--- Begin PROVIDED DATA ---

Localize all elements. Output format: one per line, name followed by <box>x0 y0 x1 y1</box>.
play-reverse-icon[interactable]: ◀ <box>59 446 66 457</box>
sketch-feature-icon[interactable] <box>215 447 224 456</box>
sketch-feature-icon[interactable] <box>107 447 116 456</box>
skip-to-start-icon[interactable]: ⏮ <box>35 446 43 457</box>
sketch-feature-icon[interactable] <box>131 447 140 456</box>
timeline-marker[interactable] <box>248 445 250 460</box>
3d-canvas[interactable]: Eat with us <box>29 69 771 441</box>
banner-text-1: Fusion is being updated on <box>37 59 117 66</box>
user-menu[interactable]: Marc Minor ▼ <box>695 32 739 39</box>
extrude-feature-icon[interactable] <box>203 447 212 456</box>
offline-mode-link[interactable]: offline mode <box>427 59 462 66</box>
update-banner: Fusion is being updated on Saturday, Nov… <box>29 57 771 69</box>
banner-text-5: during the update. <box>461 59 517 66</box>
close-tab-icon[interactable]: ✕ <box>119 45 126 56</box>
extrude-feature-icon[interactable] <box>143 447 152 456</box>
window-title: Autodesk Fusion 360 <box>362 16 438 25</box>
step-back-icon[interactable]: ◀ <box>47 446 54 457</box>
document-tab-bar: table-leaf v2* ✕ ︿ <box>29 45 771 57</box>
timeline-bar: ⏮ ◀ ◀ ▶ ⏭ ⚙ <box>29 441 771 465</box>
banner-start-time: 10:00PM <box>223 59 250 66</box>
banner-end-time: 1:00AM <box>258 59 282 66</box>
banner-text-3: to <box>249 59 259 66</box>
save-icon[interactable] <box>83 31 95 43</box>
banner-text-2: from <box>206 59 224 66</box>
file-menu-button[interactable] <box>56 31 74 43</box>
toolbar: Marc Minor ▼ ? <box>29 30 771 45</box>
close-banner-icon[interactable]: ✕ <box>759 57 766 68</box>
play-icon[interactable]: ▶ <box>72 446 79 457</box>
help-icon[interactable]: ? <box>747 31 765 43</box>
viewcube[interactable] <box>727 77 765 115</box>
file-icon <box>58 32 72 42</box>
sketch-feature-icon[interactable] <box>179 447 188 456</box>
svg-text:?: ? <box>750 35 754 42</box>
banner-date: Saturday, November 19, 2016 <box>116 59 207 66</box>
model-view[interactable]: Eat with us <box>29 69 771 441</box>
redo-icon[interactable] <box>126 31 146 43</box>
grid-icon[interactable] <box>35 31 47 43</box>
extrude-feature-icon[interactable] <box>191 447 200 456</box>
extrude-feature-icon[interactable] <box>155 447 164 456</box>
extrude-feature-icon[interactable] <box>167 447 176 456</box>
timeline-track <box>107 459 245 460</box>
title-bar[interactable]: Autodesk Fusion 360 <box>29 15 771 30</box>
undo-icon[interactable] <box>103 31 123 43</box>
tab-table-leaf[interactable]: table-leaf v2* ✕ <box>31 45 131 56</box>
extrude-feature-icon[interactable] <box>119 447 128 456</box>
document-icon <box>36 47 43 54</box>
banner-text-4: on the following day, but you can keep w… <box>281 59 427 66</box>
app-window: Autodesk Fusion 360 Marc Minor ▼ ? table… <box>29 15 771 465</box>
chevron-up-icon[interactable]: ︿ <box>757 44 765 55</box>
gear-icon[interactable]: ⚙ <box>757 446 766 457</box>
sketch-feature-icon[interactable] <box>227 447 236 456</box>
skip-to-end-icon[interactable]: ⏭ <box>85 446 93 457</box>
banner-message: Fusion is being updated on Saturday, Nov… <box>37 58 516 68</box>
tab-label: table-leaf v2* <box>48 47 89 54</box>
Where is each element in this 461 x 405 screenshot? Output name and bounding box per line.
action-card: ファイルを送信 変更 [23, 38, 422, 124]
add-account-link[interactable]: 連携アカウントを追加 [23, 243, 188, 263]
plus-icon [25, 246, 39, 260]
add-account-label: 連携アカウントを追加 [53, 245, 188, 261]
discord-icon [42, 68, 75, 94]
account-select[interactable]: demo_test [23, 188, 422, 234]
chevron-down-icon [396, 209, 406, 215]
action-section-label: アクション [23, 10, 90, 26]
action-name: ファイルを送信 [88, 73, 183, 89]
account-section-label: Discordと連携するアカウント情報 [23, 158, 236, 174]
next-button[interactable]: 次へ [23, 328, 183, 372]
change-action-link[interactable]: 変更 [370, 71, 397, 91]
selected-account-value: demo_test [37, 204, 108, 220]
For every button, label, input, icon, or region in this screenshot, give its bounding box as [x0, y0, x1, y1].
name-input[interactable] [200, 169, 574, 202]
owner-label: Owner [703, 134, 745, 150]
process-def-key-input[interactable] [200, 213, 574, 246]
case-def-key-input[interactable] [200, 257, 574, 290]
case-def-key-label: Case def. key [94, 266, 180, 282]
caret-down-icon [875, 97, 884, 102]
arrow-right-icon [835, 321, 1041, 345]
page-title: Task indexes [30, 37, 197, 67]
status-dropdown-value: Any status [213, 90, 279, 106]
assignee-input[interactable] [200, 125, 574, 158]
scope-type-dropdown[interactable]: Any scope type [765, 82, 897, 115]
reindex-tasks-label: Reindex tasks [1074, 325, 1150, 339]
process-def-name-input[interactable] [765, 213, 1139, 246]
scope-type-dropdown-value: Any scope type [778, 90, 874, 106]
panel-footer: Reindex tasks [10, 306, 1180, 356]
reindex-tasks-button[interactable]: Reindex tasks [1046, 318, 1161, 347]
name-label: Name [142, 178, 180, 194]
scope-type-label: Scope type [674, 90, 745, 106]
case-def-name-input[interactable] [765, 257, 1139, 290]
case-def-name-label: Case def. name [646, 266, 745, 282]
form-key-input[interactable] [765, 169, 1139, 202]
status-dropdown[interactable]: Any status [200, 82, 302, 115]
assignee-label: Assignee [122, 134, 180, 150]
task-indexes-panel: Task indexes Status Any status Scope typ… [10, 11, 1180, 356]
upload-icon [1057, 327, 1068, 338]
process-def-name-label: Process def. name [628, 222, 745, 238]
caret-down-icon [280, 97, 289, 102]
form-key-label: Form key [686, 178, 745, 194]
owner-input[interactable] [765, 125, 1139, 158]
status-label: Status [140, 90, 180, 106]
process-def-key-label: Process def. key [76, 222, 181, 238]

--- End PROVIDED DATA ---

◆ YOUR GOAL: Output every line of the listings above as a Markdown table with two columns, Row and Line, numbering the rows in order and skipping blank lines.

◆ RESPONSE:
| Row | Line |
|---|---|
| 1 | Localize all elements. Output format: one per line, name followed by <box>x0 y0 x1 y1</box>. |
| 2 | play-reverse-icon[interactable]: ◀ <box>59 446 66 457</box> |
| 3 | sketch-feature-icon[interactable] <box>215 447 224 456</box> |
| 4 | sketch-feature-icon[interactable] <box>107 447 116 456</box> |
| 5 | skip-to-start-icon[interactable]: ⏮ <box>35 446 43 457</box> |
| 6 | sketch-feature-icon[interactable] <box>131 447 140 456</box> |
| 7 | timeline-marker[interactable] <box>248 445 250 460</box> |
| 8 | 3d-canvas[interactable]: Eat with us <box>29 69 771 441</box> |
| 9 | banner-text-1: Fusion is being updated on <box>37 59 117 66</box> |
| 10 | user-menu[interactable]: Marc Minor ▼ <box>695 32 739 39</box> |
| 11 | extrude-feature-icon[interactable] <box>203 447 212 456</box> |
| 12 | offline-mode-link[interactable]: offline mode <box>427 59 462 66</box> |
| 13 | update-banner: Fusion is being updated on Saturday, Nov… <box>29 57 771 69</box> |
| 14 | banner-text-5: during the update. <box>461 59 517 66</box> |
| 15 | close-tab-icon[interactable]: ✕ <box>119 45 126 56</box> |
| 16 | extrude-feature-icon[interactable] <box>143 447 152 456</box> |
| 17 | window-title: Autodesk Fusion 360 <box>362 16 438 25</box> |
| 18 | step-back-icon[interactable]: ◀ <box>47 446 54 457</box> |
| 19 | document-tab-bar: table-leaf v2* ✕ ︿ <box>29 45 771 57</box> |
| 20 | timeline-bar: ⏮ ◀ ◀ ▶ ⏭ ⚙ <box>29 441 771 465</box> |
| 21 | banner-start-time: 10:00PM <box>223 59 250 66</box> |
| 22 | banner-end-time: 1:00AM <box>258 59 282 66</box> |
| 23 | banner-text-3: to <box>249 59 259 66</box> |
| 24 | save-icon[interactable] <box>83 31 95 43</box> |
| 25 | banner-text-2: from <box>206 59 224 66</box> |
| 26 | file-menu-button[interactable] <box>56 31 74 43</box> |
| 27 | toolbar: Marc Minor ▼ ? <box>29 30 771 45</box> |
| 28 | close-banner-icon[interactable]: ✕ <box>759 57 766 68</box> |
| 29 | play-icon[interactable]: ▶ <box>72 446 79 457</box> |
| 30 | help-icon[interactable]: ? <box>747 31 765 43</box> |
| 31 | viewcube[interactable] <box>727 77 765 115</box> |
| 32 | file-icon <box>58 32 72 42</box> |
| 33 | sketch-feature-icon[interactable] <box>179 447 188 456</box> |
| 34 | svg-text:?: ? <box>750 35 754 42</box> |
| 35 | banner-date: Saturday, November 19, 2016 <box>116 59 207 66</box> |
| 36 | model-view[interactable]: Eat with us <box>29 69 771 441</box> |
| 37 | redo-icon[interactable] <box>126 31 146 43</box> |
| 38 | grid-icon[interactable] <box>35 31 47 43</box> |
| 39 | extrude-feature-icon[interactable] <box>191 447 200 456</box> |
| 40 | extrude-feature-icon[interactable] <box>155 447 164 456</box> |
| 41 | extrude-feature-icon[interactable] <box>167 447 176 456</box> |
| 42 | timeline-track <box>107 459 245 460</box> |
| 43 | title-bar[interactable]: Autodesk Fusion 360 <box>29 15 771 30</box> |
| 44 | undo-icon[interactable] <box>103 31 123 43</box> |
| 45 | tab-table-leaf[interactable]: table-leaf v2* ✕ <box>31 45 131 56</box> |
| 46 | extrude-feature-icon[interactable] <box>119 447 128 456</box> |
| 47 | document-icon <box>36 47 43 54</box> |
| 48 | banner-text-4: on the following day, but you can keep w… <box>281 59 427 66</box> |
| 49 | app-window: Autodesk Fusion 360 Marc Minor ▼ ? table… <box>29 15 771 465</box> |
| 50 | chevron-up-icon[interactable]: ︿ <box>757 44 765 55</box> |
| 51 | gear-icon[interactable]: ⚙ <box>757 446 766 457</box> |
| 52 | sketch-feature-icon[interactable] <box>227 447 236 456</box> |
| 53 | skip-to-end-icon[interactable]: ⏭ <box>85 446 93 457</box> |
| 54 | banner-message: Fusion is being updated on Saturday, Nov… <box>37 58 516 68</box> |
| 55 | tab-label: table-leaf v2* <box>48 47 89 54</box> |
| 56 | Where is each element in this 461 x 405 screenshot? Output name and bounding box per line. |
| 57 | action-card: ファイルを送信 変更 [23, 38, 422, 124] |
| 58 | add-account-link[interactable]: 連携アカウントを追加 [23, 243, 188, 263] |
| 59 | plus-icon [25, 246, 39, 260] |
| 60 | add-account-label: 連携アカウントを追加 [53, 245, 188, 261] |
| 61 | discord-icon [42, 68, 75, 94] |
| 62 | account-select[interactable]: demo_test [23, 188, 422, 234] |
| 63 | chevron-down-icon [396, 209, 406, 215] |
| 64 | action-section-label: アクション [23, 10, 90, 26] |
| 65 | action-name: ファイルを送信 [88, 73, 183, 89] |
| 66 | account-section-label: Discordと連携するアカウント情報 [23, 158, 236, 174] |
| 67 | next-button[interactable]: 次へ [23, 328, 183, 372] |
| 68 | change-action-link[interactable]: 変更 [370, 71, 397, 91] |
| 69 | selected-account-value: demo_test [37, 204, 108, 220] |
| 70 | For every button, label, input, icon, or region in this screenshot, give its bounding box as [x0, y0, x1, y1]. |
| 71 | name-input[interactable] [200, 169, 574, 202] |
| 72 | owner-label: Owner [703, 134, 745, 150] |
| 73 | process-def-key-input[interactable] [200, 213, 574, 246] |
| 74 | case-def-key-input[interactable] [200, 257, 574, 290] |
| 75 | case-def-key-label: Case def. key [94, 266, 180, 282] |
| 76 | caret-down-icon [875, 97, 884, 102] |
| 77 | arrow-right-icon [835, 321, 1041, 345] |
| 78 | page-title: Task indexes [30, 37, 197, 67] |
| 79 | status-dropdown-value: Any status [213, 90, 279, 106] |
| 80 | assignee-input[interactable] [200, 125, 574, 158] |
| 81 | scope-type-dropdown[interactable]: Any scope type [765, 82, 897, 115] |
| 82 | reindex-tasks-label: Reindex tasks [1074, 325, 1150, 339] |
| 83 | process-def-name-input[interactable] [765, 213, 1139, 246] |
| 84 | scope-type-dropdown-value: Any scope type [778, 90, 874, 106] |
| 85 | panel-footer: Reindex tasks [10, 306, 1180, 356] |
| 86 | reindex-tasks-button[interactable]: Reindex tasks [1046, 318, 1161, 347] |
| 87 | name-label: Name [142, 178, 180, 194] |
| 88 | scope-type-label: Scope type [674, 90, 745, 106] |
| 89 | case-def-name-input[interactable] [765, 257, 1139, 290] |
| 90 | case-def-name-label: Case def. name [646, 266, 745, 282] |
| 91 | form-key-input[interactable] [765, 169, 1139, 202] |
| 92 | status-dropdown[interactable]: Any status [200, 82, 302, 115] |
| 93 | assignee-label: Assignee [122, 134, 180, 150] |
| 94 | task-indexes-panel: Task indexes Status Any status Scope typ… [10, 11, 1180, 356] |
| 95 | upload-icon [1057, 327, 1068, 338] |
| 96 | process-def-name-label: Process def. name [628, 222, 745, 238] |
| 97 | caret-down-icon [280, 97, 289, 102] |
| 98 | form-key-label: Form key [686, 178, 745, 194] |
| 99 | owner-input[interactable] [765, 125, 1139, 158] |
| 100 | status-label: Status [140, 90, 180, 106] |
| 101 | process-def-key-label: Process def. key [76, 222, 181, 238] |